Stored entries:
☆ ☆ ☆ ☆ ☆

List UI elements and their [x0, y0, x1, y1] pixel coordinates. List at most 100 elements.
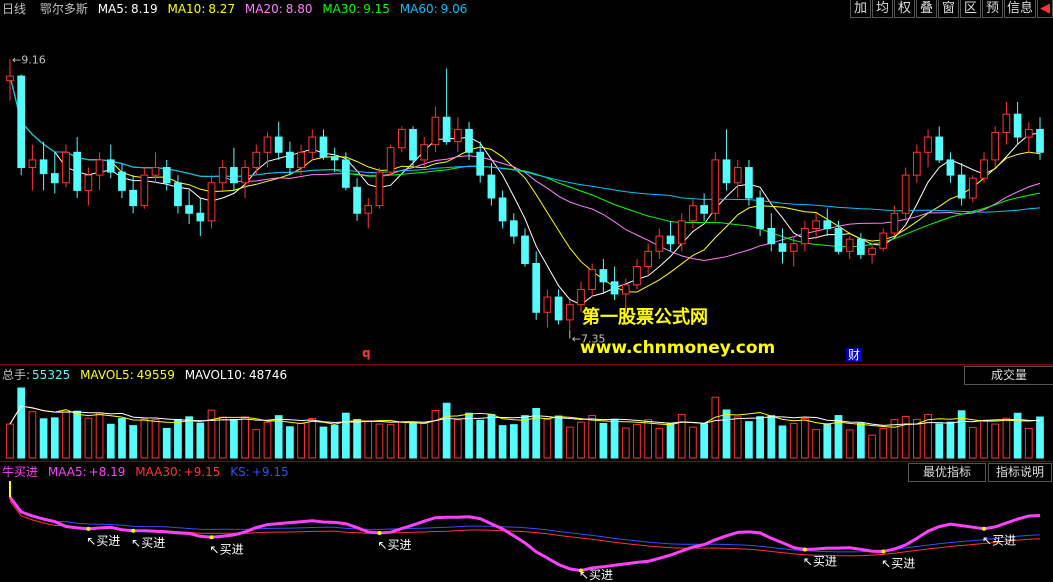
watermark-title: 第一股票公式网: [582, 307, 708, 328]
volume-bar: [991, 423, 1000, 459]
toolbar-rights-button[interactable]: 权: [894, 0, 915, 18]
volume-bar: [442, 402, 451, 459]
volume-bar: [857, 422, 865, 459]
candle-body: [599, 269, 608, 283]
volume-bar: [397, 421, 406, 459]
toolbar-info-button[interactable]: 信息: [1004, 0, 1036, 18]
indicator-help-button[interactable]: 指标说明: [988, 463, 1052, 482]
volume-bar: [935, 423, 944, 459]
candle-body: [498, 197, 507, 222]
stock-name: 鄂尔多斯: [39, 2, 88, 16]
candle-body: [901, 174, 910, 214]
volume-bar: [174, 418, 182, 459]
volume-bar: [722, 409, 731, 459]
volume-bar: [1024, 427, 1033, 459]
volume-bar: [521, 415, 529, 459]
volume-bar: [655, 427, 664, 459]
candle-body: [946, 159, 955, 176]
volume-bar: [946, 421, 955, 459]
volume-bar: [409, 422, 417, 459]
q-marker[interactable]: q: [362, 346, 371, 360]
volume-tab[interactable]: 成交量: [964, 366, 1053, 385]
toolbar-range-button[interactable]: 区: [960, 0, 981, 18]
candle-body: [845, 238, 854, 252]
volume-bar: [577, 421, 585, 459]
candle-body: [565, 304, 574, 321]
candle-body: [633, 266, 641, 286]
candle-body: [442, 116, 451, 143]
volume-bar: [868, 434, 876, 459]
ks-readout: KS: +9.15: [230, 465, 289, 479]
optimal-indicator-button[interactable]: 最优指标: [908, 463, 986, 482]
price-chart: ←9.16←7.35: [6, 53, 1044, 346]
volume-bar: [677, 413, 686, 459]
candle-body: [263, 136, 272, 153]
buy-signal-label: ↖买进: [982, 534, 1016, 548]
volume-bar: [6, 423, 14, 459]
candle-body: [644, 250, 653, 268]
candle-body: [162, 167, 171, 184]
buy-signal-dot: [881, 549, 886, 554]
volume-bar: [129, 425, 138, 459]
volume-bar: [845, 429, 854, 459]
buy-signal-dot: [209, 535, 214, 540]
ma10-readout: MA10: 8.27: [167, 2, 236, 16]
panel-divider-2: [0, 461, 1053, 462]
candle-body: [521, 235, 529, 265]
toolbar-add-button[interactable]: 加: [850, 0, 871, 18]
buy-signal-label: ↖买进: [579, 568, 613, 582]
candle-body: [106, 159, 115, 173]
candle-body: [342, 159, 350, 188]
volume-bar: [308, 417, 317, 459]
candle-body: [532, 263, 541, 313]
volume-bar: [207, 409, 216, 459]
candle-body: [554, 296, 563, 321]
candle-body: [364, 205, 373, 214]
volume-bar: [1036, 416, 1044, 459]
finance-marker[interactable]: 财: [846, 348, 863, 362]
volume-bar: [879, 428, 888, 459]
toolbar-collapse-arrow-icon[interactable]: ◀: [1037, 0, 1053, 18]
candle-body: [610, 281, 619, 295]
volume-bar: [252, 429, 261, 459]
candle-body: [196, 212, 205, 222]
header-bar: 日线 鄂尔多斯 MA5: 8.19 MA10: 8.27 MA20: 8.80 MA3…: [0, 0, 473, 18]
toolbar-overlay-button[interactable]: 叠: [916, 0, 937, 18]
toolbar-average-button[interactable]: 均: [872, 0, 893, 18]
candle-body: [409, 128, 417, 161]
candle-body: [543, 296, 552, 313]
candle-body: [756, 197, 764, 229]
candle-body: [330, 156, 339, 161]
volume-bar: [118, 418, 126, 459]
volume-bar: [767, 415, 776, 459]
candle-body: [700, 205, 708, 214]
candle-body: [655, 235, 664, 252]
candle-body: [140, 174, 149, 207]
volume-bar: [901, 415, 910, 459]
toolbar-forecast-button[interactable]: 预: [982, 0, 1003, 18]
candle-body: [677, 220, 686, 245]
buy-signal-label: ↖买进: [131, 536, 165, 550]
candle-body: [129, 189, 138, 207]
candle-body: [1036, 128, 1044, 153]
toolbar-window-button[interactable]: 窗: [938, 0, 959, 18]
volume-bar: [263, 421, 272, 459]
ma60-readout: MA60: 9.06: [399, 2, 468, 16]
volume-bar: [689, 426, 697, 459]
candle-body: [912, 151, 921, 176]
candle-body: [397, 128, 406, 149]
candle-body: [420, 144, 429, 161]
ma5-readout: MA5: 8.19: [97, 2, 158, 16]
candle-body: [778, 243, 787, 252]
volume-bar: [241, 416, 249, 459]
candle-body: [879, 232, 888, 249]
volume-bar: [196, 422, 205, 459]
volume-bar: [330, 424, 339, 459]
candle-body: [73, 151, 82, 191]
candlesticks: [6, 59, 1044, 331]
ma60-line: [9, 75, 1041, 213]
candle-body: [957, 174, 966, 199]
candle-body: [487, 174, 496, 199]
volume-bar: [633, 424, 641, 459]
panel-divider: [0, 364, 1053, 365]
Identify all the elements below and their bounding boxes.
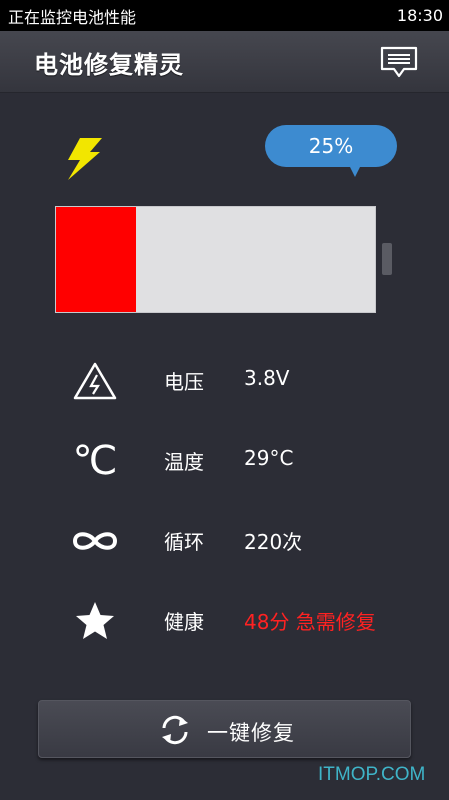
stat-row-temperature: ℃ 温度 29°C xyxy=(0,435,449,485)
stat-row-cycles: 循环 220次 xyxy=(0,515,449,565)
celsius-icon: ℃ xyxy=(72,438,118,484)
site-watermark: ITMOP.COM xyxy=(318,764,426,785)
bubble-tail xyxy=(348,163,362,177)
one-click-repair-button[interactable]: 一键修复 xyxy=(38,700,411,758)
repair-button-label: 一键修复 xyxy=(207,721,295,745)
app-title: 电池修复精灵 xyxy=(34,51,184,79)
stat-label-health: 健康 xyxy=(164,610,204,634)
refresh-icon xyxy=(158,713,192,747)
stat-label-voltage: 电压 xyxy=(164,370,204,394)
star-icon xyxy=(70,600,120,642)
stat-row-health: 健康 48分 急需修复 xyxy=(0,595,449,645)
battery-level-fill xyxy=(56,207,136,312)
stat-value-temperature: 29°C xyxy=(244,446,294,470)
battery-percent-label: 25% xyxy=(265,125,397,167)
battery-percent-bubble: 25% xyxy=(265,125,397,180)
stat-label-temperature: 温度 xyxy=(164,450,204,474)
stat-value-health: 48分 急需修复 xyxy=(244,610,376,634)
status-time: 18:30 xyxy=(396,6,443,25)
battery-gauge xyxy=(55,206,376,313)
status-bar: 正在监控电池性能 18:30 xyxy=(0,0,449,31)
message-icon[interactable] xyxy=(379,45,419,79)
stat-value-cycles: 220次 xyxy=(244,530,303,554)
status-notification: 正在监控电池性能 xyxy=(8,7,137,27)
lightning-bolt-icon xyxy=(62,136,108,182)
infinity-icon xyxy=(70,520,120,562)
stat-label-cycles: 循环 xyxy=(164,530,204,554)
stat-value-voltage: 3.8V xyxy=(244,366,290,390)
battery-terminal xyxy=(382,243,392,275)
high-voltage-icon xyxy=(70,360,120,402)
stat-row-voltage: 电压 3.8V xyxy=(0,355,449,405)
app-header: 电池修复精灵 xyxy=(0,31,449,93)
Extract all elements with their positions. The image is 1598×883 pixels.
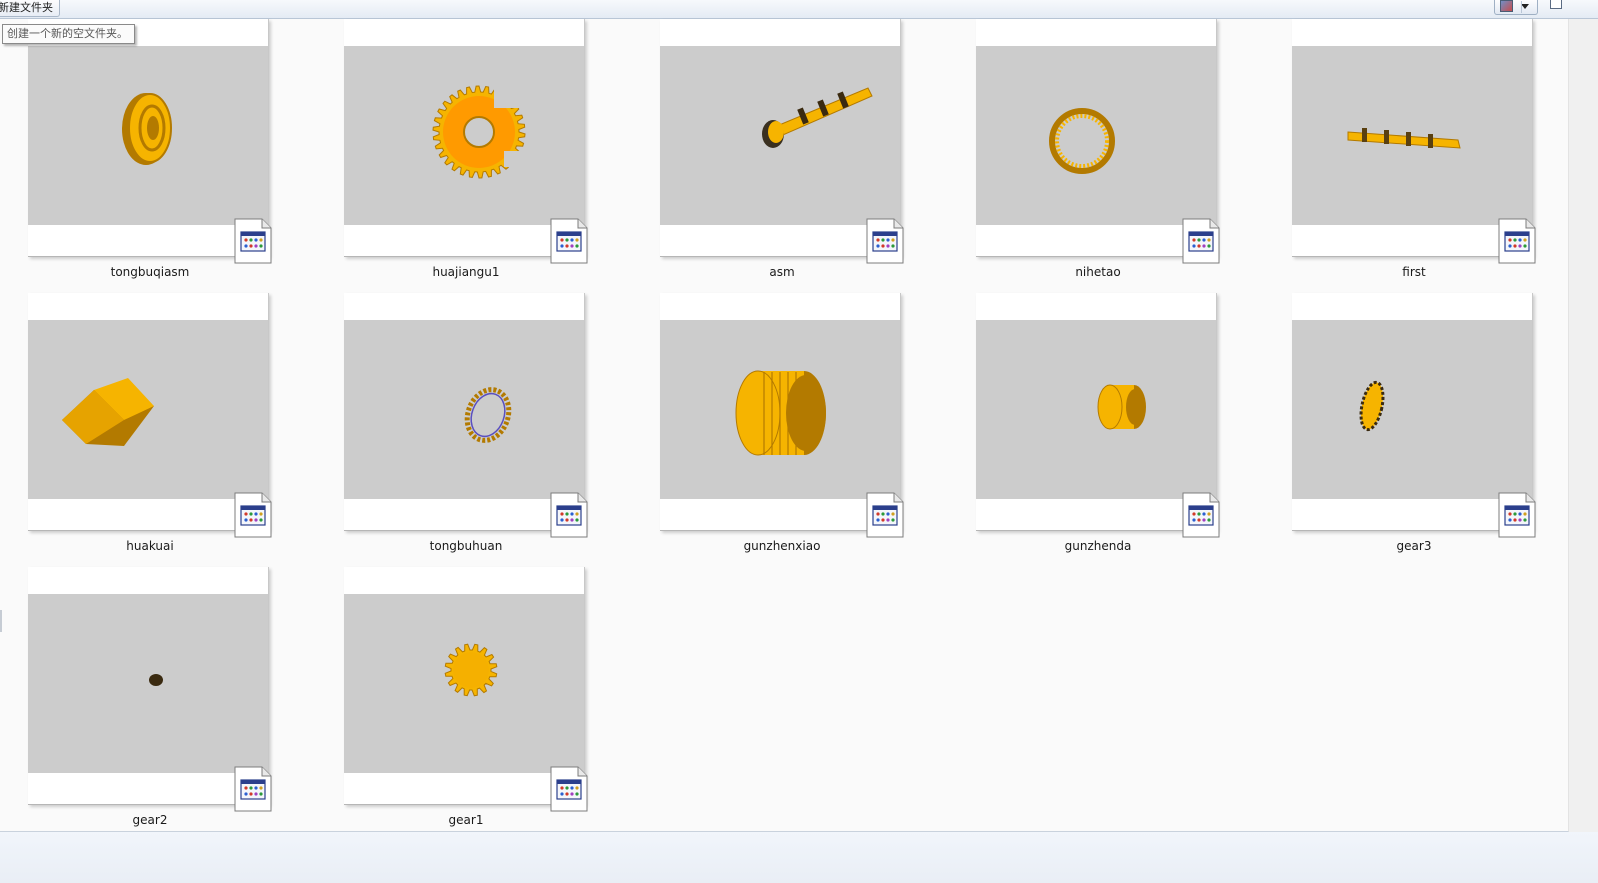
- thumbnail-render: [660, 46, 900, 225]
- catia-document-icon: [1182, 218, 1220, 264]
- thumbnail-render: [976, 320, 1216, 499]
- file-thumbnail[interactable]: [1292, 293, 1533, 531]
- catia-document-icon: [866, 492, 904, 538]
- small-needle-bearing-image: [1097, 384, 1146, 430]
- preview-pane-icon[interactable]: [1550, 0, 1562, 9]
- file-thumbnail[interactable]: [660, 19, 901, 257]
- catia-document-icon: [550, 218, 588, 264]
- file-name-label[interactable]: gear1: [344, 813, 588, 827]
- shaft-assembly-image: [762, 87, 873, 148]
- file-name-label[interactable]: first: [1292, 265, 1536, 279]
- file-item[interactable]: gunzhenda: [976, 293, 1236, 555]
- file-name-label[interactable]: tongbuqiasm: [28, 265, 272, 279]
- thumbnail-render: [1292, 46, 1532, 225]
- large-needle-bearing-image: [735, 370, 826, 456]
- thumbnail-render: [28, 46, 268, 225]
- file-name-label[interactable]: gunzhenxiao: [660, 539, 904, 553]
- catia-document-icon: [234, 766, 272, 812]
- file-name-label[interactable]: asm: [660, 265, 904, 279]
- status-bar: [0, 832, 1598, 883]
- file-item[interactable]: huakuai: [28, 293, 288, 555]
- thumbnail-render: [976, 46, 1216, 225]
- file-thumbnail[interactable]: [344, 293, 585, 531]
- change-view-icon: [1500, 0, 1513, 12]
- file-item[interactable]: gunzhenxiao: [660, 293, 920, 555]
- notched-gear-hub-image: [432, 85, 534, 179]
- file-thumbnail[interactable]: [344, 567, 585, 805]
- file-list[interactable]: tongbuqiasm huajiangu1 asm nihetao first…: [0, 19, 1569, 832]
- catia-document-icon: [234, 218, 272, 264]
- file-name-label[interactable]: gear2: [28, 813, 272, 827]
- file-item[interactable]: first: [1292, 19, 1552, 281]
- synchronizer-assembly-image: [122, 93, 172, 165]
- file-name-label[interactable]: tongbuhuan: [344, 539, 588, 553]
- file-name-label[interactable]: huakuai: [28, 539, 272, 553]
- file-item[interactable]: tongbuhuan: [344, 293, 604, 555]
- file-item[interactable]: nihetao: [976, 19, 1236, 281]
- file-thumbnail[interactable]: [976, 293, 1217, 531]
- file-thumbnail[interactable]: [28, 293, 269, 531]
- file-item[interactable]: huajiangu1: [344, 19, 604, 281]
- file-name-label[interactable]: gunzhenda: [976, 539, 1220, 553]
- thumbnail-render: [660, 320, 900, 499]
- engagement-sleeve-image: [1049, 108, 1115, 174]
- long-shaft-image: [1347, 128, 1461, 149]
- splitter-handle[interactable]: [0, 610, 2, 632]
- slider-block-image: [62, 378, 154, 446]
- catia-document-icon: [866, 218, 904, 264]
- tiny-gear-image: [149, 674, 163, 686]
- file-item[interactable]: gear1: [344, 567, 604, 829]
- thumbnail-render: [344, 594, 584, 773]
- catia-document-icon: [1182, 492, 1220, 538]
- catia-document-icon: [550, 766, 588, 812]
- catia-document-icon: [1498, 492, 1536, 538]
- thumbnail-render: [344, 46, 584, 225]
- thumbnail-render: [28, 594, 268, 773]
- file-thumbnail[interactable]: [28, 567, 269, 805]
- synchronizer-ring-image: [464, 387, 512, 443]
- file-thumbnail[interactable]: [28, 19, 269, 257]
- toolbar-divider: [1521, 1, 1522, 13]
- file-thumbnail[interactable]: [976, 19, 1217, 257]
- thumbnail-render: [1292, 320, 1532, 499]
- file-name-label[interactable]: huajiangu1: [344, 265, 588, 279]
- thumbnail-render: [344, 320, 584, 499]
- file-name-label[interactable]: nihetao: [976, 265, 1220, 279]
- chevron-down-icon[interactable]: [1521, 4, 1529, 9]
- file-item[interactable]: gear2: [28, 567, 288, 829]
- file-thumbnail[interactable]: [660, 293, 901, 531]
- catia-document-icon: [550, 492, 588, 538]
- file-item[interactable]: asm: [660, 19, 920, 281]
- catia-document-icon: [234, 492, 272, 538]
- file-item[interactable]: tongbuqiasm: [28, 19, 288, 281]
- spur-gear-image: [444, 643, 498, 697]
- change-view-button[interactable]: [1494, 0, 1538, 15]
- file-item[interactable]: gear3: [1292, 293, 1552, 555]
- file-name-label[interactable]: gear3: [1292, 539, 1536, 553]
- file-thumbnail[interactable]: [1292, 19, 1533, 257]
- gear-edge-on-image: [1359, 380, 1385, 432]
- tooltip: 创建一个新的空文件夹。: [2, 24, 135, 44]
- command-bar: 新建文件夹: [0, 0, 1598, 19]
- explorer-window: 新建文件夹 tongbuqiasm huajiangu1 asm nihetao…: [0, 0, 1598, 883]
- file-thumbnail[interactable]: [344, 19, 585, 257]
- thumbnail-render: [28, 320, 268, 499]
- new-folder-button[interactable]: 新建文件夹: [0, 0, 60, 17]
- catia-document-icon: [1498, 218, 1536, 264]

☆ ☆ ☆ ☆ ☆

Task statement: Copy out, character for character, the lines starting with the line that contains "- thumbnail-render: [660, 46, 900, 225]" and going on through the line that contains "- change-view-icon: [1500, 0, 1513, 12]", with both of those lines included.

Answer to this problem:
- thumbnail-render: [660, 46, 900, 225]
- catia-document-icon: [1182, 218, 1220, 264]
- thumbnail-render: [976, 320, 1216, 499]
- file-thumbnail[interactable]: [1292, 293, 1533, 531]
- catia-document-icon: [866, 492, 904, 538]
- small-needle-bearing-image: [1097, 384, 1146, 430]
- preview-pane-icon[interactable]: [1550, 0, 1562, 9]
- file-thumbnail[interactable]: [660, 19, 901, 257]
- catia-document-icon: [550, 218, 588, 264]
- file-name-label[interactable]: gear1: [344, 813, 588, 827]
- shaft-assembly-image: [762, 87, 873, 148]
- file-name-label[interactable]: first: [1292, 265, 1536, 279]
- file-item[interactable]: gunzhenda: [976, 293, 1236, 555]
- file-name-label[interactable]: tongbuqiasm: [28, 265, 272, 279]
- thumbnail-render: [1292, 46, 1532, 225]
- large-needle-bearing-image: [735, 370, 826, 456]
- thumbnail-render: [28, 46, 268, 225]
- file-name-label[interactable]: gunzhenxiao: [660, 539, 904, 553]
- catia-document-icon: [234, 766, 272, 812]
- file-name-label[interactable]: asm: [660, 265, 904, 279]
- status-bar: [0, 832, 1598, 883]
- file-item[interactable]: huakuai: [28, 293, 288, 555]
- thumbnail-render: [976, 46, 1216, 225]
- file-thumbnail[interactable]: [344, 293, 585, 531]
- change-view-icon: [1500, 0, 1513, 12]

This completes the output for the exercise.